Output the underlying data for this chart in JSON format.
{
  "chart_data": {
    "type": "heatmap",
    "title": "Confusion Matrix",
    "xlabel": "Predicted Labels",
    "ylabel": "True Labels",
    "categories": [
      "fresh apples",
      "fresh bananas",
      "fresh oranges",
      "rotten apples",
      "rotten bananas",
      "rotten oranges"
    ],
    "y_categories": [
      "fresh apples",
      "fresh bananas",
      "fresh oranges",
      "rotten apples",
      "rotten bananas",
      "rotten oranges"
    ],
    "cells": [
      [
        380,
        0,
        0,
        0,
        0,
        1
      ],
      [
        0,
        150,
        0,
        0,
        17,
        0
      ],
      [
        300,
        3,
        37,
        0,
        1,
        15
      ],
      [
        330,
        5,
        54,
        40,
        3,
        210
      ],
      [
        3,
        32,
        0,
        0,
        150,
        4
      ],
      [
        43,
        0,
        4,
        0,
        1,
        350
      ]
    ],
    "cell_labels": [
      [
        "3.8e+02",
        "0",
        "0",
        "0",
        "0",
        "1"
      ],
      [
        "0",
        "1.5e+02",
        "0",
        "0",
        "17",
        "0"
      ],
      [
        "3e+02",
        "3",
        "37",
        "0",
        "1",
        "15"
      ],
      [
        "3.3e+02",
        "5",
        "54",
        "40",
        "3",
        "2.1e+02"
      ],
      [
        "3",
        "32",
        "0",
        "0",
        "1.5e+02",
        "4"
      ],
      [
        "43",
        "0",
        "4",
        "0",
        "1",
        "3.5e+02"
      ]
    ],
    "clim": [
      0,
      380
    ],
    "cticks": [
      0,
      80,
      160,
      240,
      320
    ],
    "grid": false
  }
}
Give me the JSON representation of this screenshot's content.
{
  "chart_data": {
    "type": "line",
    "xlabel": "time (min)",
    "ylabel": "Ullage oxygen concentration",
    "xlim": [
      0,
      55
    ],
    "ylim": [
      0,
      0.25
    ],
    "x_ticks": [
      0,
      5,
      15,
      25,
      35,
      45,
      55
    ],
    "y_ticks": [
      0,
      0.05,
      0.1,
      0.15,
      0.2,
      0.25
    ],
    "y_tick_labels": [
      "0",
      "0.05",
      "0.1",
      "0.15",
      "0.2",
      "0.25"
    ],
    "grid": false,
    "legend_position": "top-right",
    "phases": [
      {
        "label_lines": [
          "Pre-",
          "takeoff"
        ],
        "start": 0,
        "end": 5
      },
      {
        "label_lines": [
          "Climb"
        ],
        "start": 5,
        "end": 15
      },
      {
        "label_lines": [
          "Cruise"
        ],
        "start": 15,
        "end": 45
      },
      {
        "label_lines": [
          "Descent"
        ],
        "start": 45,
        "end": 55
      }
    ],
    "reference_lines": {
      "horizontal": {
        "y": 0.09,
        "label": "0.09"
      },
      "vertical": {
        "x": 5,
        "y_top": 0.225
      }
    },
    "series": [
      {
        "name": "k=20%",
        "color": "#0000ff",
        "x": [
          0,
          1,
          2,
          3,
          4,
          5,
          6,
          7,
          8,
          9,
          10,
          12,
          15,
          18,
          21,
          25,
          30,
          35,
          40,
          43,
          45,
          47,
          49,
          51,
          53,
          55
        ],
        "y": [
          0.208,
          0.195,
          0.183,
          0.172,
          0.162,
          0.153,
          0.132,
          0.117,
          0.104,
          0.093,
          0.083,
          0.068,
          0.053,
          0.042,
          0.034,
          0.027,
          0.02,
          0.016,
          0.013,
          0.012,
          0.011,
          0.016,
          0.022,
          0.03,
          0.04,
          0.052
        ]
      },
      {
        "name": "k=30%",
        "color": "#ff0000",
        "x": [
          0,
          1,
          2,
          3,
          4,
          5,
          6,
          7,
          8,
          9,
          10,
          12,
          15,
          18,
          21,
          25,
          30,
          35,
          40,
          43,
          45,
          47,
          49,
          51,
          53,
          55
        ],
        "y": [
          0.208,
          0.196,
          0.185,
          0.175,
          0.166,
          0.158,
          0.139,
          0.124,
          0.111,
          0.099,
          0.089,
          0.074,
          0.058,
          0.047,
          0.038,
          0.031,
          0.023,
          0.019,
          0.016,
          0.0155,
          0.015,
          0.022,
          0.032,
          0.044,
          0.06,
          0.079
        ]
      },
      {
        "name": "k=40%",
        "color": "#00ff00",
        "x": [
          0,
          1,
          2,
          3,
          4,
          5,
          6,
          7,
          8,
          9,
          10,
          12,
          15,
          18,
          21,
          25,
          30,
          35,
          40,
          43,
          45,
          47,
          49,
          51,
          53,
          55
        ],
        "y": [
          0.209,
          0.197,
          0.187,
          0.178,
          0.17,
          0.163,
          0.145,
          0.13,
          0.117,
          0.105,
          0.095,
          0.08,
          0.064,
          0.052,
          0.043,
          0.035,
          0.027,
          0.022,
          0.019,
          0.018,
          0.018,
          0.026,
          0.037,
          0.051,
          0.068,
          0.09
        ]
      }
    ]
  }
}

### The task:
Report how many lines in the data contain the word "JSON", with no words besides the number.

### The reply:
2